▸ JOB:
Print every entry, word for word, and skip the images.

▸ SUPPLIED INFORMATION:
━━━━

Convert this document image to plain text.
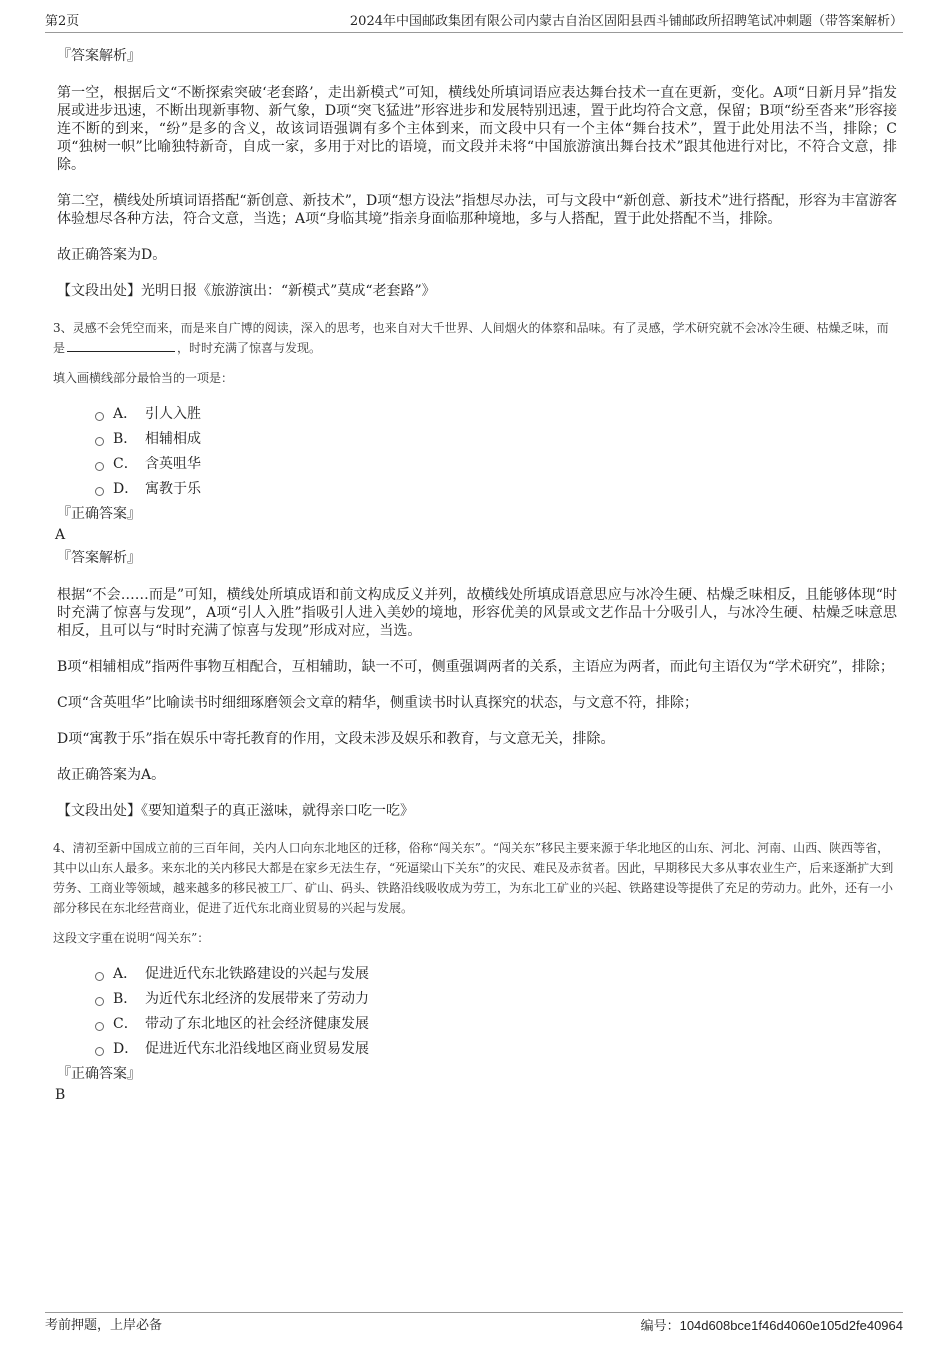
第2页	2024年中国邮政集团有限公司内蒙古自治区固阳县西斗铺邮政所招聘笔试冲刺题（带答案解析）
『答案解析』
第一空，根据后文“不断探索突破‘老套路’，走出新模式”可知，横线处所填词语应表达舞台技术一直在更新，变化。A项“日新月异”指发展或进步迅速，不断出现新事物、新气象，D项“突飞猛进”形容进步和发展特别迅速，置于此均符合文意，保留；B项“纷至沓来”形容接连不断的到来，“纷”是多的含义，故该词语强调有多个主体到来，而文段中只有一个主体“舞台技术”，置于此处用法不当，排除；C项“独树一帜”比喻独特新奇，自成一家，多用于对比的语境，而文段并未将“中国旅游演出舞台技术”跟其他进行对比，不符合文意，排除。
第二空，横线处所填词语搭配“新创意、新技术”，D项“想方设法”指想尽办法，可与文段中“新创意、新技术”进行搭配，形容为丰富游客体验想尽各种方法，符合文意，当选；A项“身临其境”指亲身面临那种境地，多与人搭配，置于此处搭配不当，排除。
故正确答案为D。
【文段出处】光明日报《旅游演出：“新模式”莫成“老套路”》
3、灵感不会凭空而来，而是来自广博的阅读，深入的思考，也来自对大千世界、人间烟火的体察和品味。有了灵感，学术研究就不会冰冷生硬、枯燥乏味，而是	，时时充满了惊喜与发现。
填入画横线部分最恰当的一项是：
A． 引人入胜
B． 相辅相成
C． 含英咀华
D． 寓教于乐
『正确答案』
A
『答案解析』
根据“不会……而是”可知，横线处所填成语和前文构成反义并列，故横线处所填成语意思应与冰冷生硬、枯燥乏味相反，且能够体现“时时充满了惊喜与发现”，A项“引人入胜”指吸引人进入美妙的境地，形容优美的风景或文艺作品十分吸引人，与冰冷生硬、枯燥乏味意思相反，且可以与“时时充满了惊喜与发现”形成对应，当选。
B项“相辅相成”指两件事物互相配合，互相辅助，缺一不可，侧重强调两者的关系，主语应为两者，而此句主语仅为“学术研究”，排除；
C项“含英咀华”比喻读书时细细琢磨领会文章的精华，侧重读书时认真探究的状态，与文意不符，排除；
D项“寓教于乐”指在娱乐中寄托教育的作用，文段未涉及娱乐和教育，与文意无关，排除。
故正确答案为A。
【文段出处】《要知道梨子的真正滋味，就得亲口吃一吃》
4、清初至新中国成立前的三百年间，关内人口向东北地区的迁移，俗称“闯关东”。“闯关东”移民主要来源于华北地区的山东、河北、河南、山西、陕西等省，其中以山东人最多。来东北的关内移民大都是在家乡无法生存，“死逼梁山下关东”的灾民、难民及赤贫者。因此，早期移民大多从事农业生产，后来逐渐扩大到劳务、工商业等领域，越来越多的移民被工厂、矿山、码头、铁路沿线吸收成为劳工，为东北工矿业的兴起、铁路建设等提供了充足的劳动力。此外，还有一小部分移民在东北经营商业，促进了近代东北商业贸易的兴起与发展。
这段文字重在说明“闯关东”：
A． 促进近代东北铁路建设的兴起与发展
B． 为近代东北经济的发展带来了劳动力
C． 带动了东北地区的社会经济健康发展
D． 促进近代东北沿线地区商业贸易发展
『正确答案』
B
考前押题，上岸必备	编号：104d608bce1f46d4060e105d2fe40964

━━━━

▸ TASK RESPONSE:
Convert this document image to plain text.
第2页	2024年中国邮政集团有限公司内蒙古自治区固阳县西斗铺邮政所招聘笔试冲刺题（带答案解析）
『答案解析』
第一空，根据后文“不断探索突破‘老套路’，走出新模式”可知，横线处所填词语应表达舞台技术一直在更新，变化。A项“日新月异”指发展或进步迅速，不断出现新事物、新气象，D项“突飞猛进”形容进步和发展特别迅速，置于此均符合文意，保留；B项“纷至沓来”形容接连不断的到来，“纷”是多的含义，故该词语强调有多个主体到来，而文段中只有一个主体“舞台技术”，置于此处用法不当，排除；C项“独树一帜”比喻独特新奇，自成一家，多用于对比的语境，而文段并未将“中国旅游演出舞台技术”跟其他进行对比，不符合文意，排除。
第二空，横线处所填词语搭配“新创意、新技术”，D项“想方设法”指想尽办法，可与文段中“新创意、新技术”进行搭配，形容为丰富游客体验想尽各种方法，符合文意，当选；A项“身临其境”指亲身面临那种境地，多与人搭配，置于此处搭配不当，排除。
故正确答案为D。
【文段出处】光明日报《旅游演出：“新模式”莫成“老套路”》
3、灵感不会凭空而来，而是来自广博的阅读，深入的思考，也来自对大千世界、人间烟火的体察和品味。有了灵感，学术研究就不会冰冷生硬、枯燥乏味，而是	，时时充满了惊喜与发现。
填入画横线部分最恰当的一项是：
A． 引人入胜
B． 相辅相成
C． 含英咀华
D． 寓教于乐
『正确答案』
A
『答案解析』
根据“不会……而是”可知，横线处所填成语和前文构成反义并列，故横线处所填成语意思应与冰冷生硬、枯燥乏味相反，且能够体现“时时充满了惊喜与发现”，A项“引人入胜”指吸引人进入美妙的境地，形容优美的风景或文艺作品十分吸引人，与冰冷生硬、枯燥乏味意思相反，且可以与“时时充满了惊喜与发现”形成对应，当选。
B项“相辅相成”指两件事物互相配合，互相辅助，缺一不可，侧重强调两者的关系，主语应为两者，而此句主语仅为“学术研究”，排除；
C项“含英咀华”比喻读书时细细琢磨领会文章的精华，侧重读书时认真探究的状态，与文意不符，排除；
D项“寓教于乐”指在娱乐中寄托教育的作用，文段未涉及娱乐和教育，与文意无关，排除。
故正确答案为A。
【文段出处】《要知道梨子的真正滋味，就得亲口吃一吃》
4、清初至新中国成立前的三百年间，关内人口向东北地区的迁移，俗称“闯关东”。“闯关东”移民主要来源于华北地区的山东、河北、河南、山西、陕西等省，其中以山东人最多。来东北的关内移民大都是在家乡无法生存，“死逼梁山下关东”的灾民、难民及赤贫者。因此，早期移民大多从事农业生产，后来逐渐扩大到劳务、工商业等领域，越来越多的移民被工厂、矿山、码头、铁路沿线吸收成为劳工，为东北工矿业的兴起、铁路建设等提供了充足的劳动力。此外，还有一小部分移民在东北经营商业，促进了近代东北商业贸易的兴起与发展。
这段文字重在说明“闯关东”：
A． 促进近代东北铁路建设的兴起与发展
B． 为近代东北经济的发展带来了劳动力
C． 带动了东北地区的社会经济健康发展
D． 促进近代东北沿线地区商业贸易发展
『正确答案』
B
考前押题，上岸必备	编号：104d608bce1f46d4060e105d2fe40964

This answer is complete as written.